=== Your goal ===
Repeat what the lines below say, word for word, and skip every image.

((

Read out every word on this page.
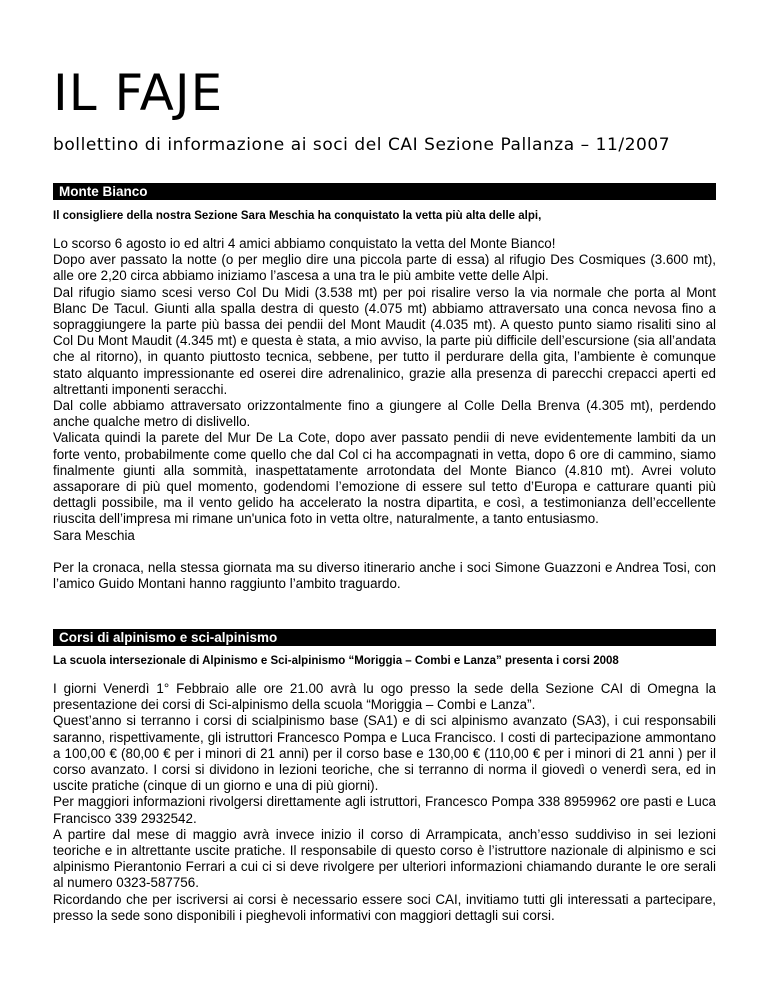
IL FAJE
bollettino di informazione ai soci del CAI Sezione Pallanza – 11/2007
Monte Bianco
Il consigliere della nostra Sezione Sara Meschia ha conquistato la vetta più alta delle alpi,

Lo scorso 6 agosto io ed altri 4 amici abbiamo conquistato la vetta del Monte Bianco!

Dopo aver passato la notte (o per meglio dire una piccola parte di essa) al rifugio Des Cosmiques (3.600 mt), alle ore 2,20 circa abbiamo iniziamo l’ascesa a una tra le più ambite vette delle Alpi.

Dal rifugio siamo scesi verso Col Du Midi (3.538 mt) per poi risalire verso la via normale che porta al Mont Blanc De Tacul. Giunti alla spalla destra di questo (4.075 mt) abbiamo attraversato una conca nevosa fino a sopraggiungere la parte più bassa dei pendii del Mont Maudit (4.035 mt). A questo punto siamo risaliti sino al Col Du Mont Maudit (4.345 mt) e questa è stata, a mio avviso, la parte più difficile dell’escursione (sia all’andata che al ritorno), in quanto piuttosto tecnica, sebbene, per tutto il perdurare della gita, l’ambiente è comunque stato alquanto impressionante ed oserei dire adrenalinico, grazie alla presenza di parecchi crepacci aperti ed altrettanti imponenti seracchi.

Dal colle abbiamo attraversato orizzontalmente fino a giungere al Colle Della Brenva (4.305 mt), perdendo anche qualche metro di dislivello.

Valicata quindi la parete del Mur De La Cote, dopo aver passato pendii di neve evidentemente lambiti da un forte vento, probabilmente come quello che dal Col ci ha accompagnati in vetta, dopo 6 ore di cammino, siamo finalmente giunti alla sommità, inaspettatamente arrotondata del Monte Bianco (4.810 mt). Avrei voluto assaporare di più quel momento, godendomi l’emozione di essere sul tetto d’Europa e catturare quanti più dettagli possibile, ma il vento gelido ha accelerato la nostra dipartita, e così, a testimonianza dell’eccellente riuscita dell’impresa mi rimane un'unica foto in vetta oltre, naturalmente, a tanto entusiasmo.

Sara Meschia

Per la cronaca, nella stessa giornata ma su diverso itinerario anche i soci Simone Guazzoni e Andrea Tosi, con l’amico Guido Montani hanno raggiunto l’ambito traguardo.

Corsi di alpinismo e sci-alpinismo
La scuola intersezionale di Alpinismo e Sci-alpinismo “Moriggia – Combi e Lanza” presenta i corsi 2008

I giorni Venerdì 1° Febbraio alle ore 21.00 avrà lu ogo presso la sede della Sezione CAI di Omegna la presentazione dei corsi di Sci-alpinismo della scuola “Moriggia – Combi e Lanza”.

Quest’anno si terranno i corsi di scialpinismo base (SA1) e di sci alpinismo avanzato (SA3), i cui responsabili saranno, rispettivamente, gli istruttori Francesco Pompa e Luca Francisco. I costi di partecipazione ammontano a 100,00 € (80,00 € per i minori di 21 anni) per il corso base e 130,00 € (110,00 € per i minori di 21 anni ) per il corso avanzato. I corsi si dividono in lezioni teoriche, che si terranno di norma il giovedì o venerdì sera, ed in uscite pratiche (cinque di un giorno e una di più giorni).

Per maggiori informazioni rivolgersi direttamente agli istruttori, Francesco Pompa 338 8959962 ore pasti e Luca Francisco 339 2932542.

A partire dal mese di maggio avrà invece inizio il corso di Arrampicata, anch’esso suddiviso in sei lezioni teoriche e in altrettante uscite pratiche. Il responsabile di questo corso è l’istruttore nazionale di alpinismo e sci alpinismo Pierantonio Ferrari a cui ci si deve rivolgere per ulteriori informazioni chiamando durante le ore serali al numero 0323-587756.

Ricordando che per iscriversi ai corsi è necessario essere soci CAI, invitiamo tutti gli interessati a partecipare, presso la sede sono disponibili i pieghevoli informativi con maggiori dettagli sui corsi.
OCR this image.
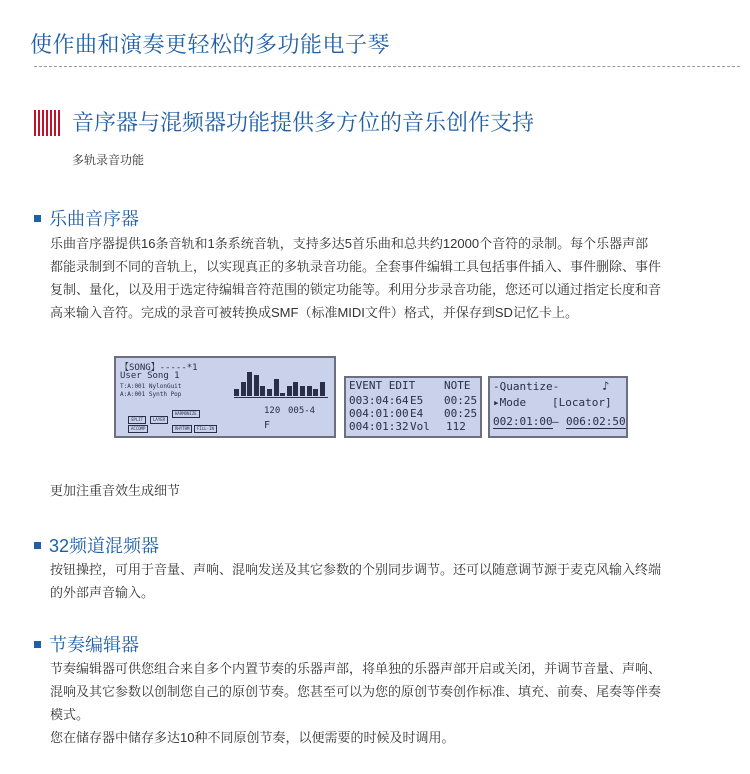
使作曲和演奏更轻松的多功能电子琴
音序器与混频器功能提供多方位的音乐创作支持
多轨录音功能
乐曲音序器
乐曲音序器提供16条音轨和1条系统音轨，支持多达5首乐曲和总共约12000个音符的录制。每个乐器声部
都能录制到不同的音轨上，以实现真正的多轨录音功能。全套事件编辑工具包括事件插入、事件删除、事件
复制、量化，以及用于选定待编辑音符范围的锁定功能等。利用分步录音功能，您还可以通过指定长度和音
高来输入音符。完成的录音可被转换成SMF（标准MIDI文件）格式，并保存到SD记忆卡上。
【SONG】-----*1
User Song 1
T:A:001 NylonGuit
A:A:001 Synth Pop
120 005-4
F
SPLIT	LAYER
ACCOMP	RHYTHM	FILL-IN
HARMONIZE
EVENT EDIT	NOTE
003:04:64 E5 00:25
004:01:00 E4 00:25
004:01:32 Vol 112
-Quantize-	♪
▸Mode [Locator]
002:01:00 — 006:02:50
更加注重音效生成细节
32频道混频器
按钮操控，可用于音量、声响、混响发送及其它参数的个别同步调节。还可以随意调节源于麦克风输入终端
的外部声音输入。
节奏编辑器
节奏编辑器可供您组合来自多个内置节奏的乐器声部，将单独的乐器声部开启或关闭，并调节音量、声响、
混响及其它参数以创制您自己的原创节奏。您甚至可以为您的原创节奏创作标准、填充、前奏、尾奏等伴奏
模式。
您在储存器中储存多达10种不同原创节奏，以便需要的时候及时调用。
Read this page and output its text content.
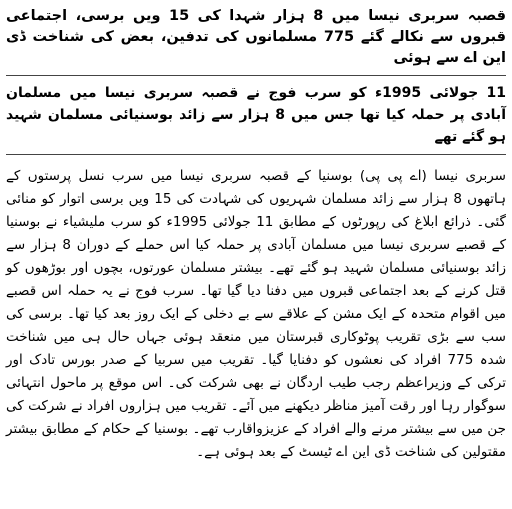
قصبہ سربری نیسا میں 8 ہزار شہدا کی 15 ویں برسی، اجتماعی قبروں سے نکالے گئے 775 مسلمانوں کی تدفین، بعض کی شناخت ڈی این اے سے ہوئی
11 جولائی 1995ء کو سرب فوج نے قصبہ سربری نیسا میں مسلمان آبادی پر حملہ کیا تھا جس میں 8 ہزار سے زائد بوسنیائی مسلمان شہید ہو گئے تھے

سربری نیسا (اے پی پی) بوسنیا کے قصبہ سربری نیسا میں سرب نسل پرستوں کے ہاتھوں 8 ہزار سے زائد مسلمان شہریوں کی شہادت کی 15 ویں برسی اتوار کو منائی گئی۔ ذرائع ابلاغ کی رپورٹوں کے مطابق 11 جولائی 1995ء کو سرب ملیشیاء نے بوسنیا کے قصبے سربری نیسا میں مسلمان آبادی پر حملہ کیا اس حملے کے دوران 8 ہزار سے زائد بوسنیائی مسلمان شہید ہو گئے تھے۔ بیشتر مسلمان عورتوں، بچوں اور بوڑھوں کو قتل کرنے کے بعد اجتماعی قبروں میں دفنا دیا گیا تھا۔ سرب فوج نے یہ حملہ اس قصبے میں اقوام متحدہ کے ایک مشن کے علاقے سے بے دخلی کے ایک روز بعد کیا تھا۔ برسی کی سب سے بڑی تقریب پوٹوکاری قبرستان میں منعقد ہوئی جہاں حال ہی میں شناخت شدہ 775 افراد کی نعشوں کو دفنایا گیا۔ تقریب میں سربیا کے صدر بورس تادک اور ترکی کے وزیراعظم رجب طیب اردگان نے بھی شرکت کی۔ اس موقع پر ماحول انتہائی سوگوار رہا اور رقت آمیز مناظر دیکھنے میں آئے۔ تقریب میں ہزاروں افراد نے شرکت کی جن میں سے بیشتر مرنے والے افراد کے عزیزواقارب تھے۔ بوسنیا کے حکام کے مطابق بیشتر مقتولین کی شناخت ڈی این اے ٹیسٹ کے بعد ہوئی ہے۔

))

=== Task answer ===
Read out every word on this page.
IL FAJE
bollettino di informazione ai soci del CAI Sezione Pallanza – 11/2007
Monte Bianco
Il consigliere della nostra Sezione Sara Meschia ha conquistato la vetta più alta delle alpi,

Lo scorso 6 agosto io ed altri 4 amici abbiamo conquistato la vetta del Monte Bianco!

Dopo aver passato la notte (o per meglio dire una piccola parte di essa) al rifugio Des Cosmiques (3.600 mt), alle ore 2,20 circa abbiamo iniziamo l’ascesa a una tra le più ambite vette delle Alpi.

Dal rifugio siamo scesi verso Col Du Midi (3.538 mt) per poi risalire verso la via normale che porta al Mont Blanc De Tacul. Giunti alla spalla destra di questo (4.075 mt) abbiamo attraversato una conca nevosa fino a sopraggiungere la parte più bassa dei pendii del Mont Maudit (4.035 mt). A questo punto siamo risaliti sino al Col Du Mont Maudit (4.345 mt) e questa è stata, a mio avviso, la parte più difficile dell’escursione (sia all’andata che al ritorno), in quanto piuttosto tecnica, sebbene, per tutto il perdurare della gita, l’ambiente è comunque stato alquanto impressionante ed oserei dire adrenalinico, grazie alla presenza di parecchi crepacci aperti ed altrettanti imponenti seracchi.

Dal colle abbiamo attraversato orizzontalmente fino a giungere al Colle Della Brenva (4.305 mt), perdendo anche qualche metro di dislivello.

Valicata quindi la parete del Mur De La Cote, dopo aver passato pendii di neve evidentemente lambiti da un forte vento, probabilmente come quello che dal Col ci ha accompagnati in vetta, dopo 6 ore di cammino, siamo finalmente giunti alla sommità, inaspettatamente arrotondata del Monte Bianco (4.810 mt). Avrei voluto assaporare di più quel momento, godendomi l’emozione di essere sul tetto d’Europa e catturare quanti più dettagli possibile, ma il vento gelido ha accelerato la nostra dipartita, e così, a testimonianza dell’eccellente riuscita dell’impresa mi rimane un'unica foto in vetta oltre, naturalmente, a tanto entusiasmo.

Sara Meschia

Per la cronaca, nella stessa giornata ma su diverso itinerario anche i soci Simone Guazzoni e Andrea Tosi, con l’amico Guido Montani hanno raggiunto l’ambito traguardo.

Corsi di alpinismo e sci-alpinismo
La scuola intersezionale di Alpinismo e Sci-alpinismo “Moriggia – Combi e Lanza” presenta i corsi 2008

I giorni Venerdì 1° Febbraio alle ore 21.00 avrà lu ogo presso la sede della Sezione CAI di Omegna la presentazione dei corsi di Sci-alpinismo della scuola “Moriggia – Combi e Lanza”.

Quest’anno si terranno i corsi di scialpinismo base (SA1) e di sci alpinismo avanzato (SA3), i cui responsabili saranno, rispettivamente, gli istruttori Francesco Pompa e Luca Francisco. I costi di partecipazione ammontano a 100,00 € (80,00 € per i minori di 21 anni) per il corso base e 130,00 € (110,00 € per i minori di 21 anni ) per il corso avanzato. I corsi si dividono in lezioni teoriche, che si terranno di norma il giovedì o venerdì sera, ed in uscite pratiche (cinque di un giorno e una di più giorni).

Per maggiori informazioni rivolgersi direttamente agli istruttori, Francesco Pompa 338 8959962 ore pasti e Luca Francisco 339 2932542.

A partire dal mese di maggio avrà invece inizio il corso di Arrampicata, anch’esso suddiviso in sei lezioni teoriche e in altrettante uscite pratiche. Il responsabile di questo corso è l’istruttore nazionale di alpinismo e sci alpinismo Pierantonio Ferrari a cui ci si deve rivolgere per ulteriori informazioni chiamando durante le ore serali al numero 0323-587756.

Ricordando che per iscriversi ai corsi è necessario essere soci CAI, invitiamo tutti gli interessati a partecipare, presso la sede sono disponibili i pieghevoli informativi con maggiori dettagli sui corsi.
OCR this image.
使作曲和演奏更轻松的多功能电子琴
音序器与混频器功能提供多方位的音乐创作支持
多轨录音功能
乐曲音序器
乐曲音序器提供16条音轨和1条系统音轨，支持多达5首乐曲和总共约12000个音符的录制。每个乐器声部
都能录制到不同的音轨上，以实现真正的多轨录音功能。全套事件编辑工具包括事件插入、事件删除、事件
复制、量化，以及用于选定待编辑音符范围的锁定功能等。利用分步录音功能，您还可以通过指定长度和音
高来输入音符。完成的录音可被转换成SMF（标准MIDI文件）格式，并保存到SD记忆卡上。
【SONG】-----*1
User Song 1
T:A:001 NylonGuit
A:A:001 Synth Pop
120 005-4
F
SPLIT	LAYER
ACCOMP	RHYTHM	FILL-IN
HARMONIZE
EVENT EDIT	NOTE
003:04:64 E5 00:25
004:01:00 E4 00:25
004:01:32 Vol 112
-Quantize-	♪
▸Mode [Locator]
002:01:00 — 006:02:50
更加注重音效生成细节
32频道混频器
按钮操控，可用于音量、声响、混响发送及其它参数的个别同步调节。还可以随意调节源于麦克风输入终端
的外部声音输入。
节奏编辑器
节奏编辑器可供您组合来自多个内置节奏的乐器声部，将单独的乐器声部开启或关闭，并调节音量、声响、
混响及其它参数以创制您自己的原创节奏。您甚至可以为您的原创节奏创作标准、填充、前奏、尾奏等伴奏
模式。
您在储存器中储存多达10种不同原创节奏，以便需要的时候及时调用。
Read this page and output its text content.
قصبہ سربری نیسا میں 8 ہزار شہدا کی 15 ویں برسی، اجتماعی قبروں سے نکالے گئے 775 مسلمانوں کی تدفین، بعض کی شناخت ڈی این اے سے ہوئی
11 جولائی 1995ء کو سرب فوج نے قصبہ سربری نیسا میں مسلمان آبادی پر حملہ کیا تھا جس میں 8 ہزار سے زائد بوسنیائی مسلمان شہید ہو گئے تھے

سربری نیسا (اے پی پی) بوسنیا کے قصبہ سربری نیسا میں سرب نسل پرستوں کے ہاتھوں 8 ہزار سے زائد مسلمان شہریوں کی شہادت کی 15 ویں برسی اتوار کو منائی گئی۔ ذرائع ابلاغ کی رپورٹوں کے مطابق 11 جولائی 1995ء کو سرب ملیشیاء نے بوسنیا کے قصبے سربری نیسا میں مسلمان آبادی پر حملہ کیا اس حملے کے دوران 8 ہزار سے زائد بوسنیائی مسلمان شہید ہو گئے تھے۔ بیشتر مسلمان عورتوں، بچوں اور بوڑھوں کو قتل کرنے کے بعد اجتماعی قبروں میں دفنا دیا گیا تھا۔ سرب فوج نے یہ حملہ اس قصبے میں اقوام متحدہ کے ایک مشن کے علاقے سے بے دخلی کے ایک روز بعد کیا تھا۔ برسی کی سب سے بڑی تقریب پوٹوکاری قبرستان میں منعقد ہوئی جہاں حال ہی میں شناخت شدہ 775 افراد کی نعشوں کو دفنایا گیا۔ تقریب میں سربیا کے صدر بورس تادک اور ترکی کے وزیراعظم رجب طیب اردگان نے بھی شرکت کی۔ اس موقع پر ماحول انتہائی سوگوار رہا اور رقت آمیز مناظر دیکھنے میں آئے۔ تقریب میں ہزاروں افراد نے شرکت کی جن میں سے بیشتر مرنے والے افراد کے عزیزواقارب تھے۔ بوسنیا کے حکام کے مطابق بیشتر مقتولین کی شناخت ڈی این اے ٹیسٹ کے بعد ہوئی ہے۔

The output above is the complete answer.